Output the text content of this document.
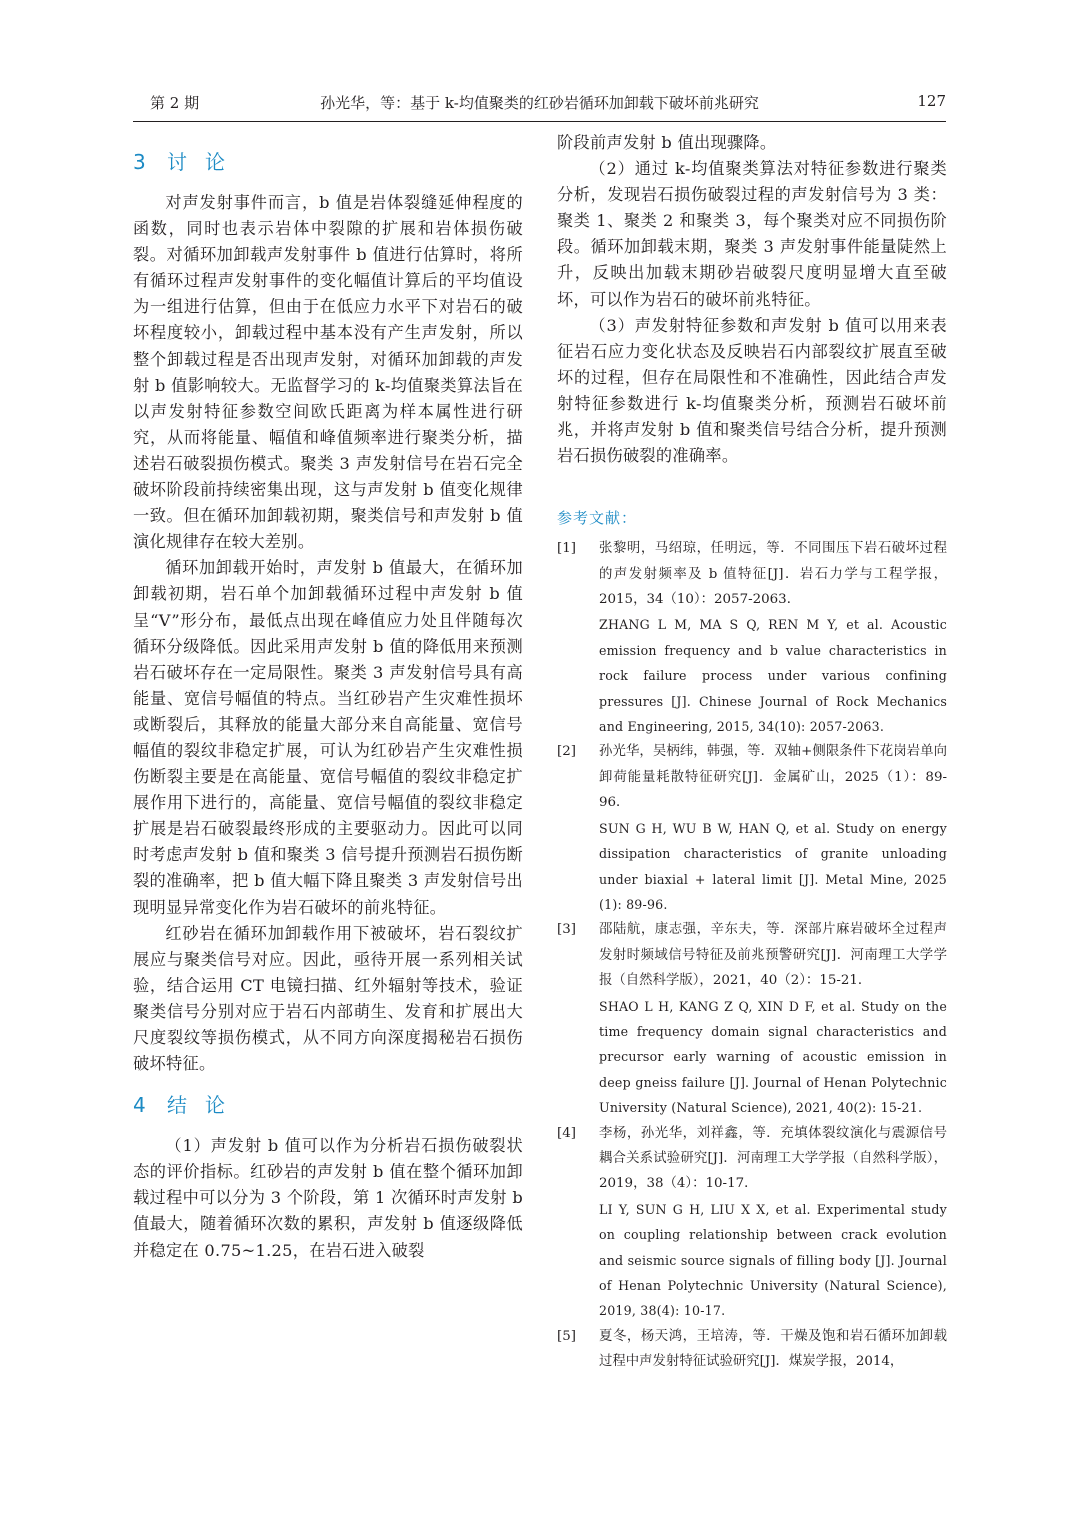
第 2 期	孙光华，等：基于 k-均值聚类的红砂岩循环加卸载下破坏前兆研究	127
3 讨论

对声发射事件而言，b 值是岩体裂缝延伸程度的函数，同时也表示岩体中裂隙的扩展和岩体损伤破裂。对循环加卸载声发射事件 b 值进行估算时，将所有循环过程声发射事件的变化幅值计算后的平均值设为一组进行估算，但由于在低应力水平下对岩石的破坏程度较小，卸载过程中基本没有产生声发射，所以整个卸载过程是否出现声发射，对循环加卸载的声发射 b 值影响较大。无监督学习的 k-均值聚类算法旨在以声发射特征参数空间欧氏距离为样本属性进行研究，从而将能量、幅值和峰值频率进行聚类分析，描述岩石破裂损伤模式。聚类 3 声发射信号在岩石完全破坏阶段前持续密集出现，这与声发射 b 值变化规律一致。但在循环加卸载初期，聚类信号和声发射 b 值演化规律存在较大差别。

循环加卸载开始时，声发射 b 值最大，在循环加卸载初期，岩石单个加卸载循环过程中声发射 b 值呈“V”形分布，最低点出现在峰值应力处且伴随每次循环分级降低。因此采用声发射 b 值的降低用来预测岩石破坏存在一定局限性。聚类 3 声发射信号具有高能量、宽信号幅值的特点。当红砂岩产生灾难性损坏或断裂后，其释放的能量大部分来自高能量、宽信号幅值的裂纹非稳定扩展，可认为红砂岩产生灾难性损伤断裂主要是在高能量、宽信号幅值的裂纹非稳定扩展作用下进行的，高能量、宽信号幅值的裂纹非稳定扩展是岩石破裂最终形成的主要驱动力。因此可以同时考虑声发射 b 值和聚类 3 信号提升预测岩石损伤断裂的准确率，把 b 值大幅下降且聚类 3 声发射信号出现明显异常变化作为岩石破坏的前兆特征。

红砂岩在循环加卸载作用下被破坏，岩石裂纹扩展应与聚类信号对应。因此，亟待开展一系列相关试验，结合运用 CT 电镜扫描、红外辐射等技术，验证聚类信号分别对应于岩石内部萌生、发育和扩展出大尺度裂纹等损伤模式，从不同方向深度揭秘岩石损伤破坏特征。

4 结论

（1）声发射 b 值可以作为分析岩石损伤破裂状态的评价指标。红砂岩的声发射 b 值在整个循环加卸载过程中可以分为 3 个阶段，第 1 次循环时声发射 b 值最大，随着循环次数的累积，声发射 b 值逐级降低并稳定在 0.75~1.25，在岩石进入破裂

阶段前声发射 b 值出现骤降。

（2）通过 k-均值聚类算法对特征参数进行聚类分析，发现岩石损伤破裂过程的声发射信号为 3 类：聚类 1、聚类 2 和聚类 3，每个聚类对应不同损伤阶段。循环加卸载末期，聚类 3 声发射事件能量陡然上升，反映出加载末期砂岩破裂尺度明显增大直至破坏，可以作为岩石的破坏前兆特征。

（3）声发射特征参数和声发射 b 值可以用来表征岩石应力变化状态及反映岩石内部裂纹扩展直至破坏的过程，但存在局限性和不准确性，因此结合声发射特征参数进行 k-均值聚类分析，预测岩石破坏前兆，并将声发射 b 值和聚类信号结合分析，提升预测岩石损伤破裂的准确率。

参考文献：
[1] 张黎明，马绍琼，任明远，等．不同围压下岩石破坏过程的声发射频率及 b 值特征[J]．岩石力学与工程学报，2015，34（10）：2057-2063．
ZHANG L M, MA S Q, REN M Y, et al. Acoustic emission frequency and b value characteristics in rock failure process under various confining pressures [J]. Chinese Journal of Rock Mechanics and Engineering, 2015, 34(10): 2057-2063.
[2] 孙光华，吴柄纬，韩强，等．双轴+侧限条件下花岗岩单向卸荷能量耗散特征研究[J]．金属矿山，2025（1）：89-96．
SUN G H, WU B W, HAN Q, et al. Study on energy dissipation characteristics of granite unloading under biaxial + lateral limit [J]. Metal Mine, 2025 (1): 89-96.
[3] 邵陆航，康志强，辛东夫，等．深部片麻岩破坏全过程声发射时频域信号特征及前兆预警研究[J]．河南理工大学学报（自然科学版），2021，40（2）：15-21．
SHAO L H, KANG Z Q, XIN D F, et al. Study on the time frequency domain signal characteristics and precursor early warning of acoustic emission in deep gneiss failure [J]. Journal of Henan Polytechnic University (Natural Science), 2021, 40(2): 15-21.
[4] 李杨，孙光华，刘祥鑫，等．充填体裂纹演化与震源信号耦合关系试验研究[J]．河南理工大学学报（自然科学版），2019，38（4）：10-17．
LI Y, SUN G H, LIU X X, et al. Experimental study on coupling relationship between crack evolution and seismic source signals of filling body [J]. Journal of Henan Polytechnic University (Natural Science), 2019, 38(4): 10-17.
[5] 夏冬，杨天鸿，王培涛，等．干燥及饱和岩石循环加卸载过程中声发射特征试验研究[J]．煤炭学报，2014，
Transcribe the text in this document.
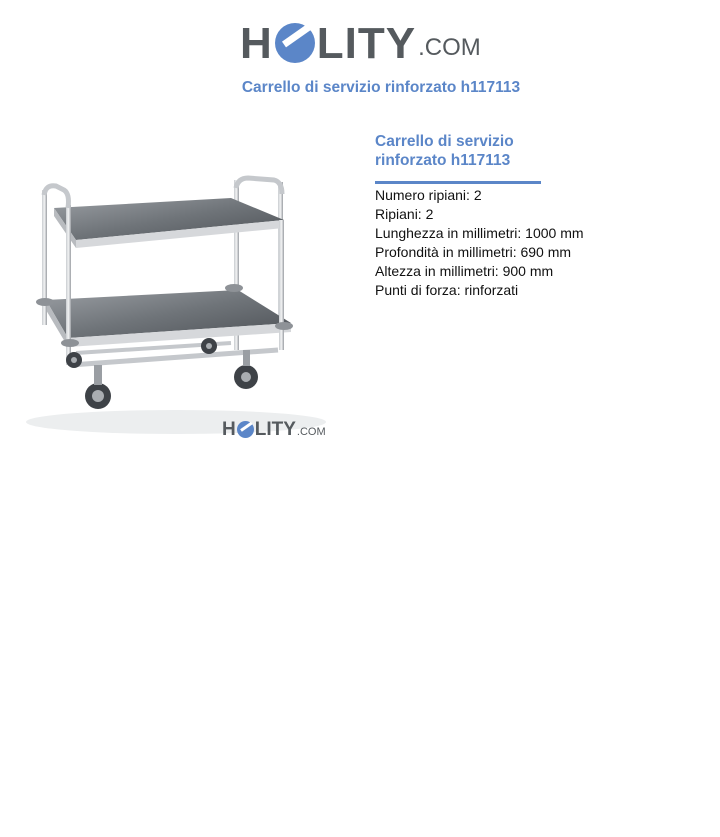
H LITY .COM
Carrello di servizio rinforzato h117113
H LITY .COM
Carrello di servizio rinforzato h117113
Numero ripiani: 2
Ripiani: 2
Lunghezza in millimetri: 1000 mm
Profondità in millimetri: 690 mm
Altezza in millimetri: 900 mm
Punti di forza: rinforzati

→ **DIRECTIONS**
Return each line with "Natural".

→ **TASK OUTPUT**
SHAO L H, KANG Z Q, XIN D F, et al. Study on the time frequency domain signal characteristics and precursor early warning of acoustic emission in deep gneiss failure [J]. Journal of Henan Polytechnic University (Natural Science), 2021, 40(2): 15-21.
LI Y, SUN G H, LIU X X, et al. Experimental study on coupling relationship between crack evolution and seismic source signals of filling body [J]. Journal of Henan Polytechnic University (Natural Science), 2019, 38(4): 10-17.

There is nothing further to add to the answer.